__Your objective__. Any pictures in the records below should be skipped; write out everything else exactly.

__Available records__.
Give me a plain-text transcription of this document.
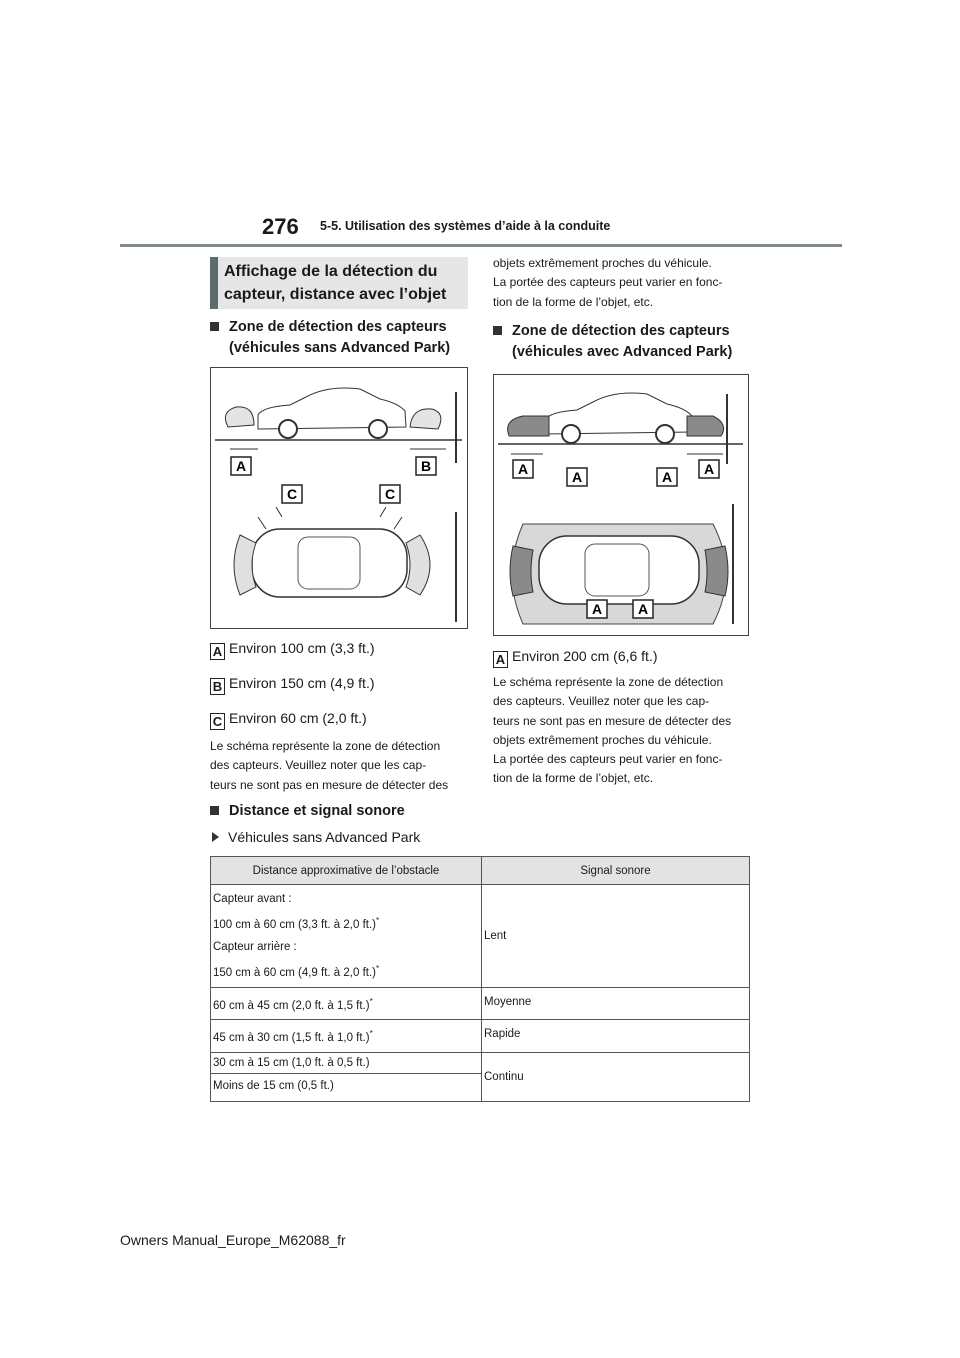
276 5-5. Utilisation des systèmes d’aide à la conduite
Affichage de la détection du
capteur, distance avec l’objet
Zone de détection des capteurs
(véhicules sans Advanced Park)
A	B
C	C
A Environ 100 cm (3,3 ft.)
B Environ 150 cm (4,9 ft.)
C Environ 60 cm (2,0 ft.)
Le schéma représente la zone de détection
des capteurs. Veuillez noter que les cap-
teurs ne sont pas en mesure de détecter des
Distance et signal sonore
Véhicules sans Advanced Park
objets extrêmement proches du véhicule.
La portée des capteurs peut varier en fonc-
tion de la forme de l’objet, etc.
Zone de détection des capteurs
(véhicules avec Advanced Park)
A	A	A A
A	A
A Environ 200 cm (6,6 ft.)
Le schéma représente la zone de détection
des capteurs. Veuillez noter que les cap-
teurs ne sont pas en mesure de détecter des
objets extrêmement proches du véhicule.
La portée des capteurs peut varier en fonc-
tion de la forme de l’objet, etc.
Distance approximative de l’obstacle	Signal sonore

Capteur avant :
100 cm à 60 cm (3,3 ft. à 2,0 ft.)*
Capteur arrière :
150 cm à 60 cm (4,9 ft. à 2,0 ft.)*	Lent
60 cm à 45 cm (2,0 ft. à 1,5 ft.)*	Moyenne
45 cm à 30 cm (1,5 ft. à 1,0 ft.)*	Rapide
30 cm à 15 cm (1,0 ft. à 0,5 ft.)	Continu
Moins de 15 cm (0,5 ft.)	
Owners Manual_Europe_M62088_fr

__Result below__.
Give me a plain-text transcription of this document.
276 5-5. Utilisation des systèmes d’aide à la conduite
Affichage de la détection du
capteur, distance avec l’objet
Zone de détection des capteurs
(véhicules sans Advanced Park)
A	B
C	C
A Environ 100 cm (3,3 ft.)
B Environ 150 cm (4,9 ft.)
C Environ 60 cm (2,0 ft.)
Le schéma représente la zone de détection
des capteurs. Veuillez noter que les cap-
teurs ne sont pas en mesure de détecter des
Distance et signal sonore
Véhicules sans Advanced Park
objets extrêmement proches du véhicule.
La portée des capteurs peut varier en fonc-
tion de la forme de l’objet, etc.
Zone de détection des capteurs
(véhicules avec Advanced Park)
A	A	A A
A	A
A Environ 200 cm (6,6 ft.)
Le schéma représente la zone de détection
des capteurs. Veuillez noter que les cap-
teurs ne sont pas en mesure de détecter des
objets extrêmement proches du véhicule.
La portée des capteurs peut varier en fonc-
tion de la forme de l’objet, etc.
Distance approximative de l’obstacle	Signal sonore

Capteur avant :
100 cm à 60 cm (3,3 ft. à 2,0 ft.)*
Capteur arrière :
150 cm à 60 cm (4,9 ft. à 2,0 ft.)*	Lent
60 cm à 45 cm (2,0 ft. à 1,5 ft.)*	Moyenne
45 cm à 30 cm (1,5 ft. à 1,0 ft.)*	Rapide
30 cm à 15 cm (1,0 ft. à 0,5 ft.)	Continu
Moins de 15 cm (0,5 ft.)	
Owners Manual_Europe_M62088_fr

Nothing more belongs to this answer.